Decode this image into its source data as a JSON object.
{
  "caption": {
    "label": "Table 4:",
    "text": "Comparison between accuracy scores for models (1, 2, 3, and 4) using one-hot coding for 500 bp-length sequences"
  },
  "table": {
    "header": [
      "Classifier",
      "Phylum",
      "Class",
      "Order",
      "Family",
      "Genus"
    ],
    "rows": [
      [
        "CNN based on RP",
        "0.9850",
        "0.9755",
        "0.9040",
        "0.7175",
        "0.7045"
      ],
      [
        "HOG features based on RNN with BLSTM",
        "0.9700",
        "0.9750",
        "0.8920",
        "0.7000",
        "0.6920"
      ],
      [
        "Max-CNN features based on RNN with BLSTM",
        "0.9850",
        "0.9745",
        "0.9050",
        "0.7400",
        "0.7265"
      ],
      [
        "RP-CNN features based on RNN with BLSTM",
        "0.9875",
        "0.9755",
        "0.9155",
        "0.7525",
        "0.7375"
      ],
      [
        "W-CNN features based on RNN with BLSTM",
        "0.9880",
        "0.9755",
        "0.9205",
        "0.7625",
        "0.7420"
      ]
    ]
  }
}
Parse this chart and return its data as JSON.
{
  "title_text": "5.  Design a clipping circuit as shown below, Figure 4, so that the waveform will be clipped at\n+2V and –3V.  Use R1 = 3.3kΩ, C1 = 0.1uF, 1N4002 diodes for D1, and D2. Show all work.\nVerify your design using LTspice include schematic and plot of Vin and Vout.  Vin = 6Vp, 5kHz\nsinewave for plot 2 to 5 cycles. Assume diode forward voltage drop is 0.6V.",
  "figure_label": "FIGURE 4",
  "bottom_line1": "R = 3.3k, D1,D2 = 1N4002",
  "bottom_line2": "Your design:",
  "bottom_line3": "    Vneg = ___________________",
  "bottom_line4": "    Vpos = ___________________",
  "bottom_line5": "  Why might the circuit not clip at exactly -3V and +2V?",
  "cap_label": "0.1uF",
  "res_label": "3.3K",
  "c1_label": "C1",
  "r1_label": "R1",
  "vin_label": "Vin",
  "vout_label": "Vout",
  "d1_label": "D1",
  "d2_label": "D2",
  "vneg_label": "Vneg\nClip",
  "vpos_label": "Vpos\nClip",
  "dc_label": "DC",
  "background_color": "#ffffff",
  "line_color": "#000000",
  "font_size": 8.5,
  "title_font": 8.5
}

____________________

Give back exactly the lines from the line holding "Parse this chart and return its data as JSON." through the last line of the listing, including both.

Parse this chart and return its data as JSON.
{
  "title_text": "5.  Design a clipping circuit as shown below, Figure 4, so that the waveform will be clipped at\n+2V and –3V.  Use R1 = 3.3kΩ, C1 = 0.1uF, 1N4002 diodes for D1, and D2. Show all work.\nVerify your design using LTspice include schematic and plot of Vin and Vout.  Vin = 6Vp, 5kHz\nsinewave for plot 2 to 5 cycles. Assume diode forward voltage drop is 0.6V.",
  "figure_label": "FIGURE 4",
  "bottom_line1": "R = 3.3k, D1,D2 = 1N4002",
  "bottom_line2": "Your design:",
  "bottom_line3": "    Vneg = ___________________",
  "bottom_line4": "    Vpos = ___________________",
  "bottom_line5": "  Why might the circuit not clip at exactly -3V and +2V?",
  "cap_label": "0.1uF",
  "res_label": "3.3K",
  "c1_label": "C1",
  "r1_label": "R1",
  "vin_label": "Vin",
  "vout_label": "Vout",
  "d1_label": "D1",
  "d2_label": "D2",
  "vneg_label": "Vneg\nClip",
  "vpos_label": "Vpos\nClip",
  "dc_label": "DC",
  "background_color": "#ffffff",
  "line_color": "#000000",
  "font_size": 8.5,
  "title_font": 8.5
}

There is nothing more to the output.